Extract the lines that carry the string "screenshot" from the listing.

- **Data extract**
────────────────

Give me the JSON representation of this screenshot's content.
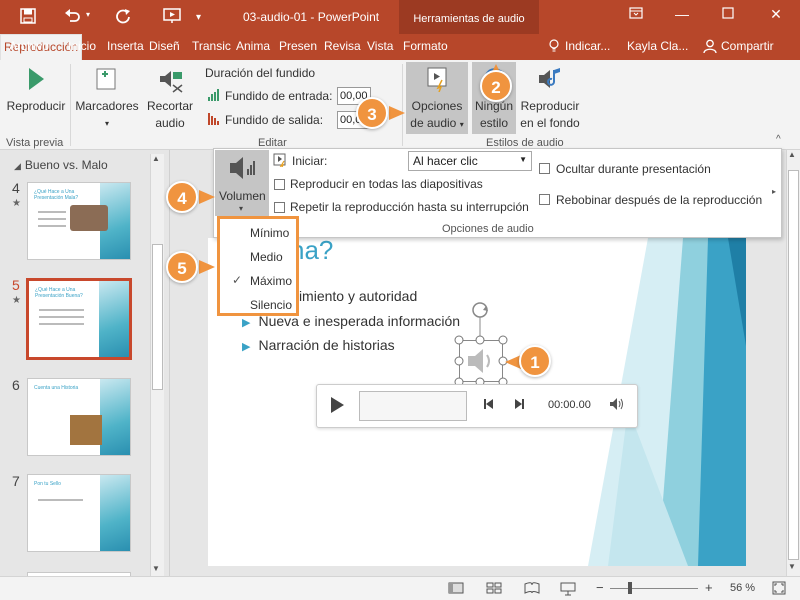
{
  "title_bar": {
    "doc_title": "03-audio-01  -  PowerPoint",
    "context_tools": "Herramientas de audio",
    "icons": [
      "save-icon",
      "undo-icon",
      "redo-icon",
      "present-icon",
      "ribbon-display-icon",
      "minimize-icon",
      "restore-icon",
      "close-icon"
    ]
  },
  "tabs": [
    "Archivo",
    "Inicio",
    "Inserta",
    "Diseñ",
    "Transic",
    "Anima",
    "Presen",
    "Revisa",
    "Vista",
    "Formato",
    "Reproducción"
  ],
  "tell_me": "Indicar...",
  "account": "Kayla Cla...",
  "share": "Compartir",
  "ribbon": {
    "play": "Reproducir",
    "bookmarks": "Marcadores",
    "trim_line1": "Recortar",
    "trim_line2": "audio",
    "fade_title": "Duración del fundido",
    "fade_in": "Fundido de entrada:",
    "fade_out": "Fundido de salida:",
    "fade_in_value": "00,00",
    "fade_out_value": "00,00",
    "audio_options_line1": "Opciones",
    "audio_options_line2": "de audio",
    "no_style_line1": "Ningún",
    "no_style_line2": "estilo",
    "play_bg_line1": "Reproducir",
    "play_bg_line2": "en el fondo",
    "group_preview": "Vista previa",
    "group_edit": "Editar",
    "group_styles": "Estilos de audio"
  },
  "audio_options": {
    "volume": "Volumen",
    "start_label": "Iniciar:",
    "start_value": "Al hacer clic",
    "all_slides": "Reproducir en todas las diapositivas",
    "loop": "Repetir la reproducción hasta su interrupción",
    "hide": "Ocultar durante presentación",
    "rewind": "Rebobinar después de la reproducción",
    "group_label": "Opciones de audio"
  },
  "volume_menu": {
    "items": [
      "Mínimo",
      "Medio",
      "Máximo",
      "Silencio"
    ],
    "checked": "Máximo"
  },
  "callouts": [
    "1",
    "2",
    "3",
    "4",
    "5"
  ],
  "thumbnails": {
    "section": "Bueno vs. Malo",
    "slides": [
      {
        "num": "4",
        "title": "¿Qué Hace a Una Presentación Mala?"
      },
      {
        "num": "5",
        "title": "¿Qué Hace a Una Presentación Buena?"
      },
      {
        "num": "6",
        "title": "Cuenta una Historia"
      },
      {
        "num": "7",
        "title": "Pon tu Sello"
      }
    ]
  },
  "slide": {
    "title_fragment": "na?",
    "bullets": [
      "Conocimiento y autoridad",
      "Nueva e inesperada información",
      "Narración de historias"
    ],
    "player_time": "00:00.00"
  },
  "status": {
    "zoom": "56 %"
  },
  "colors": {
    "brand": "#b7472a",
    "accent": "#f0943f",
    "slide_accent": "#3aa2c6"
  }
}
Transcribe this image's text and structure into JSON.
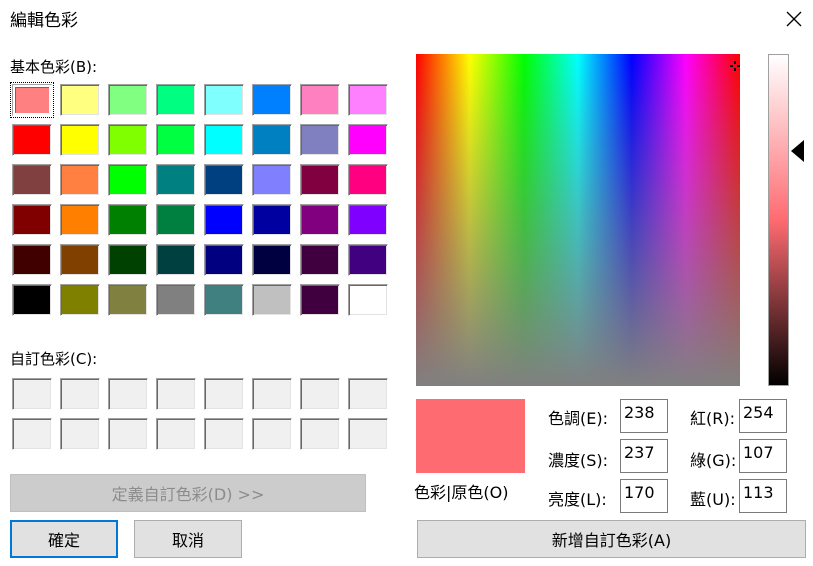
{
  "dialog": {
    "title": "編輯色彩"
  },
  "basic_colors": {
    "label": "基本色彩(B):",
    "rows": [
      [
        "#ff8080",
        "#ffff80",
        "#80ff80",
        "#00ff80",
        "#80ffff",
        "#0080ff",
        "#ff80c0",
        "#ff80ff"
      ],
      [
        "#ff0000",
        "#ffff00",
        "#80ff00",
        "#00ff40",
        "#00ffff",
        "#0080c0",
        "#8080c0",
        "#ff00ff"
      ],
      [
        "#804040",
        "#ff8040",
        "#00ff00",
        "#008080",
        "#004080",
        "#8080ff",
        "#800040",
        "#ff0080"
      ],
      [
        "#800000",
        "#ff8000",
        "#008000",
        "#008040",
        "#0000ff",
        "#0000a0",
        "#800080",
        "#8000ff"
      ],
      [
        "#400000",
        "#804000",
        "#004000",
        "#004040",
        "#000080",
        "#000040",
        "#400040",
        "#400080"
      ],
      [
        "#000000",
        "#808000",
        "#808040",
        "#808080",
        "#408080",
        "#c0c0c0",
        "#400040",
        "#ffffff"
      ]
    ],
    "selected": "#ff8080"
  },
  "custom_colors": {
    "label": "自訂色彩(C):",
    "rows": [
      [
        "#f0f0f0",
        "#f0f0f0",
        "#f0f0f0",
        "#f0f0f0",
        "#f0f0f0",
        "#f0f0f0",
        "#f0f0f0",
        "#f0f0f0"
      ],
      [
        "#f0f0f0",
        "#f0f0f0",
        "#f0f0f0",
        "#f0f0f0",
        "#f0f0f0",
        "#f0f0f0",
        "#f0f0f0",
        "#f0f0f0"
      ]
    ]
  },
  "buttons": {
    "define_custom": "定義自訂色彩(D) >>",
    "ok": "確定",
    "cancel": "取消",
    "add_custom": "新增自訂色彩(A)"
  },
  "preview": {
    "label": "色彩|原色(O)",
    "color": "#fe6b71"
  },
  "fields": {
    "hue": {
      "label": "色調(E):",
      "value": "238"
    },
    "sat": {
      "label": "濃度(S):",
      "value": "237"
    },
    "lum": {
      "label": "亮度(L):",
      "value": "170"
    },
    "red": {
      "label": "紅(R):",
      "value": "254"
    },
    "green": {
      "label": "綠(G):",
      "value": "107"
    },
    "blue": {
      "label": "藍(U):",
      "value": "113"
    }
  },
  "icons": {
    "close": "close-icon",
    "lum_arrow": "triangle-left-icon",
    "crosshair": "crosshair-icon"
  }
}
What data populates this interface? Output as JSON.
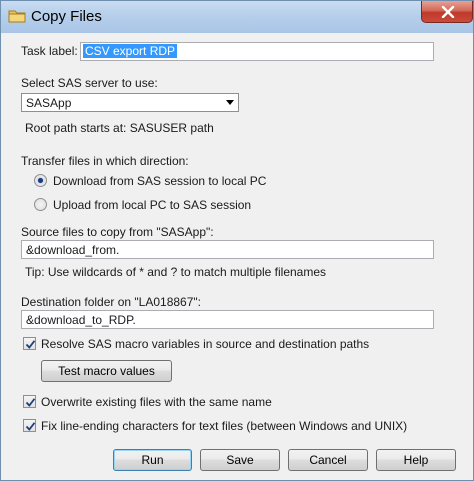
{
  "window": {
    "title": "Copy Files"
  },
  "task": {
    "label": "Task label:",
    "value": "CSV export RDP"
  },
  "server": {
    "label": "Select SAS server to use:",
    "selected": "SASApp",
    "root_path": "Root path starts at: SASUSER path"
  },
  "direction": {
    "label": "Transfer files in which direction:",
    "options": [
      {
        "label": "Download from SAS session to local PC",
        "selected": true
      },
      {
        "label": "Upload from local PC to SAS session",
        "selected": false
      }
    ]
  },
  "source": {
    "label": "Source files to copy from \"SASApp\":",
    "value": "&download_from.",
    "tip": "Tip: Use wildcards of * and ? to match multiple filenames"
  },
  "destination": {
    "label": "Destination folder on \"LA018867\":",
    "value": "&download_to_RDP."
  },
  "options": {
    "resolve_macro": {
      "label": "Resolve SAS macro variables in source and destination paths",
      "checked": true
    },
    "test_macro_button": "Test macro values",
    "overwrite": {
      "label": "Overwrite existing files with the same name",
      "checked": true
    },
    "fix_line_endings": {
      "label": "Fix line-ending characters for text files (between Windows and UNIX)",
      "checked": true
    }
  },
  "buttons": {
    "run": "Run",
    "save": "Save",
    "cancel": "Cancel",
    "help": "Help"
  },
  "colors": {
    "titlebar": "#b6cfeb",
    "close": "#c0392b",
    "selection": "#3399ff",
    "dialog": "#f0f0f0"
  }
}
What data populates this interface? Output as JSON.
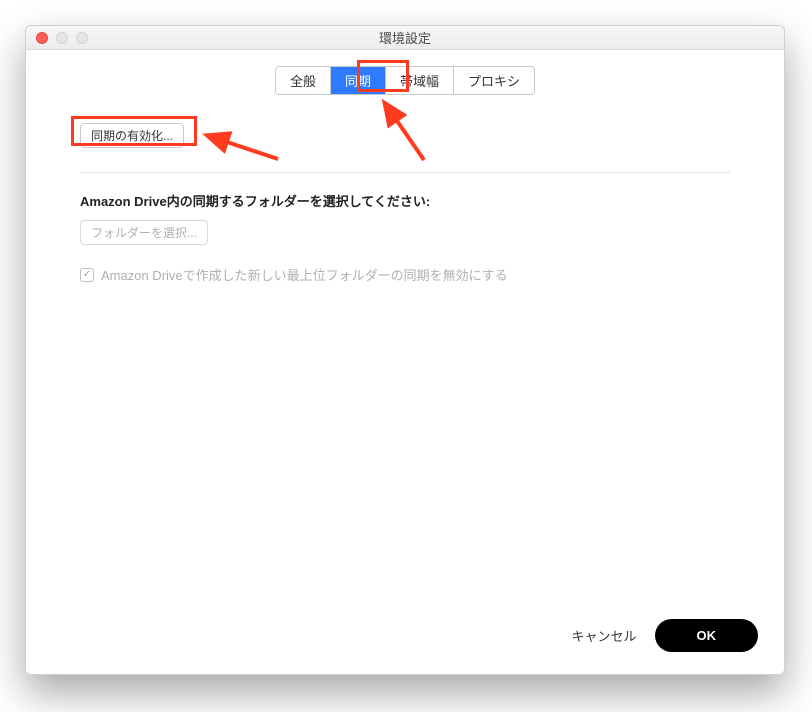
{
  "window": {
    "title": "環境設定"
  },
  "tabs": {
    "general": "全般",
    "sync": "同期",
    "bandwidth": "帯域幅",
    "proxy": "プロキシ",
    "active": "sync"
  },
  "main": {
    "enable_sync": "同期の有効化...",
    "select_folder_label": "Amazon Drive内の同期するフォルダーを選択してください:",
    "select_folder_button": "フォルダーを選択...",
    "checkbox_label": "Amazon Driveで作成した新しい最上位フォルダーの同期を無効にする"
  },
  "footer": {
    "cancel": "キャンセル",
    "ok": "OK"
  },
  "annotations": {
    "highlight_color": "#ff3b1f"
  }
}
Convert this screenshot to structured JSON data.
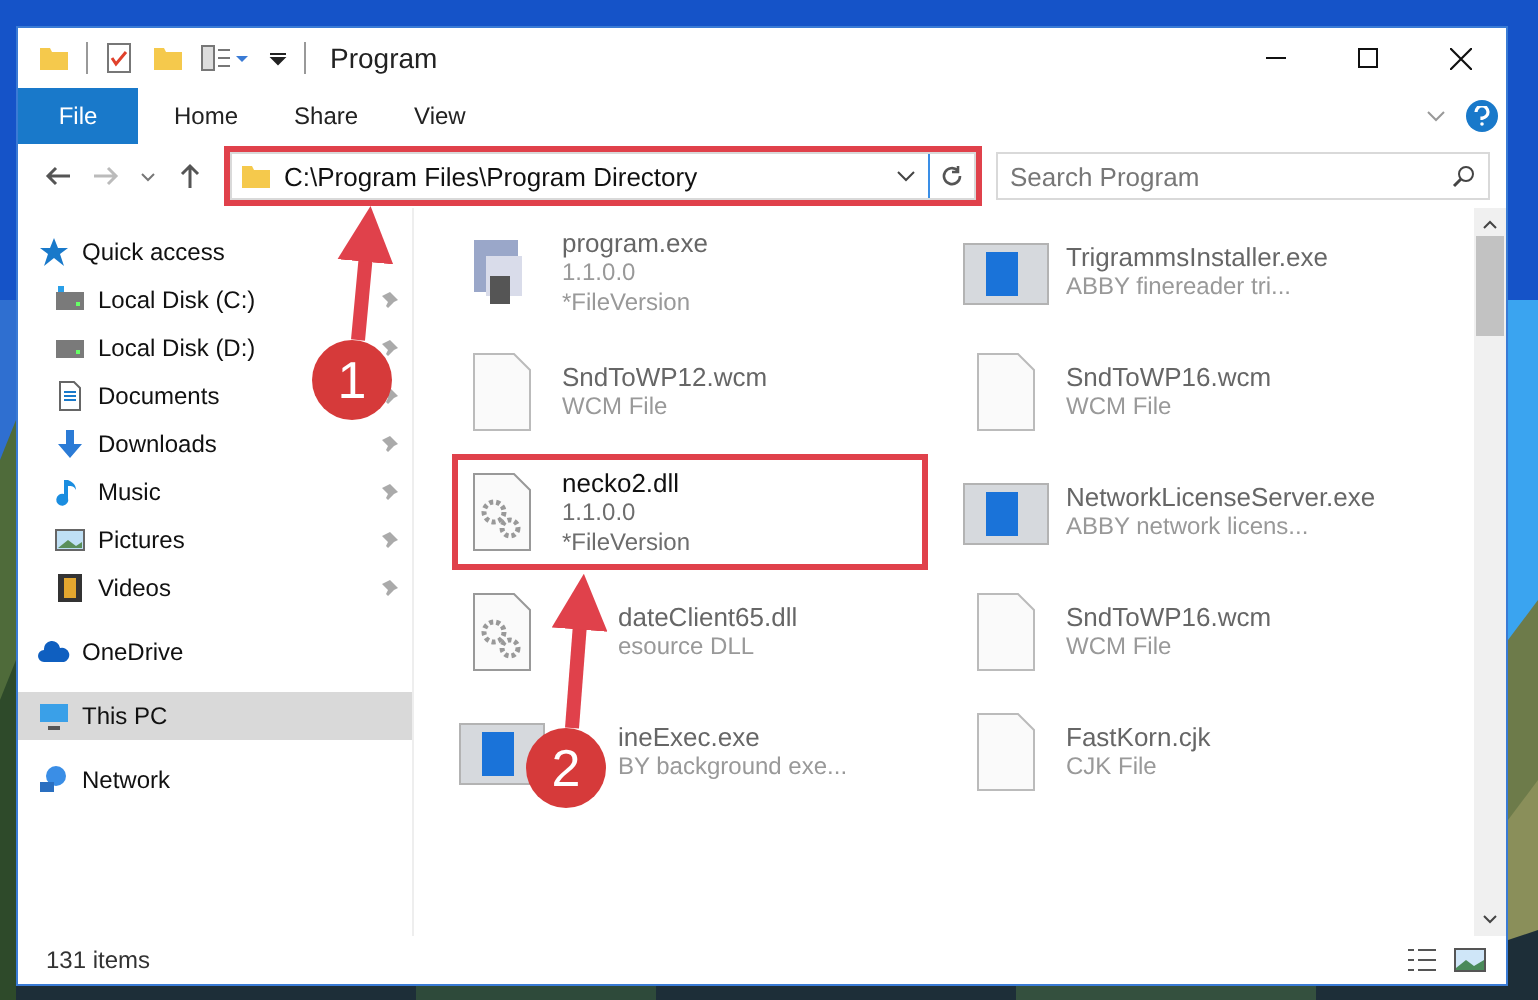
{
  "window": {
    "title": "Program"
  },
  "ribbon": {
    "tabs": [
      {
        "label": "File",
        "kind": "file"
      },
      {
        "label": "Home",
        "kind": "tab"
      },
      {
        "label": "Share",
        "kind": "tab"
      },
      {
        "label": "View",
        "kind": "tab"
      }
    ]
  },
  "address_bar": {
    "path": "C:\\Program Files\\Program Directory",
    "highlighted": true
  },
  "search": {
    "placeholder": "Search Program"
  },
  "sidebar": {
    "items": [
      {
        "label": "Quick access",
        "selected": false,
        "children": [
          {
            "label": "Local Disk (C:)",
            "pinned": true
          },
          {
            "label": "Local Disk (D:)",
            "pinned": true
          },
          {
            "label": "Documents",
            "pinned": true
          },
          {
            "label": "Downloads",
            "pinned": true
          },
          {
            "label": "Music",
            "pinned": true
          },
          {
            "label": "Pictures",
            "pinned": true
          },
          {
            "label": "Videos",
            "pinned": true
          }
        ]
      },
      {
        "label": "OneDrive",
        "selected": false
      },
      {
        "label": "This PC",
        "selected": true
      },
      {
        "label": "Network",
        "selected": false
      }
    ]
  },
  "files": {
    "columns": [
      [
        {
          "name": "program.exe",
          "lines": [
            "1.1.0.0",
            "*FileVersion"
          ],
          "kind": "file",
          "highlighted": false
        },
        {
          "name": "SndToWP12.wcm",
          "lines": [
            "WCM File"
          ],
          "kind": "file",
          "highlighted": false
        },
        {
          "name": "necko2.dll",
          "lines": [
            "1.1.0.0",
            "*FileVersion"
          ],
          "kind": "file",
          "highlighted": true
        },
        {
          "name": "dateClient65.dll",
          "lines": [
            "esource DLL"
          ],
          "kind": "covered",
          "highlighted": false
        },
        {
          "name": "ineExec.exe",
          "lines": [
            "BY background exe..."
          ],
          "kind": "covered",
          "highlighted": false
        }
      ],
      [
        {
          "name": "TrigrammsInstaller.exe",
          "lines": [
            "ABBY finereader tri..."
          ],
          "kind": "file",
          "highlighted": false
        },
        {
          "name": "SndToWP16.wcm",
          "lines": [
            "WCM File"
          ],
          "kind": "file",
          "highlighted": false
        },
        {
          "name": "NetworkLicenseServer.exe",
          "lines": [
            "ABBY network licens..."
          ],
          "kind": "file",
          "highlighted": false
        },
        {
          "name": "SndToWP16.wcm",
          "lines": [
            "WCM File"
          ],
          "kind": "file",
          "highlighted": false
        },
        {
          "name": "FastKorn.cjk",
          "lines": [
            "CJK File"
          ],
          "kind": "file",
          "highlighted": false
        }
      ]
    ]
  },
  "status_bar": {
    "count": "131 items"
  },
  "annotations": {
    "steps": [
      {
        "number": "1"
      },
      {
        "number": "2"
      }
    ]
  }
}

────────────────

- **Answer to this problem**
Give me the JSON representation of this screenshot's content.
Convert this screenshot to structured JSON data.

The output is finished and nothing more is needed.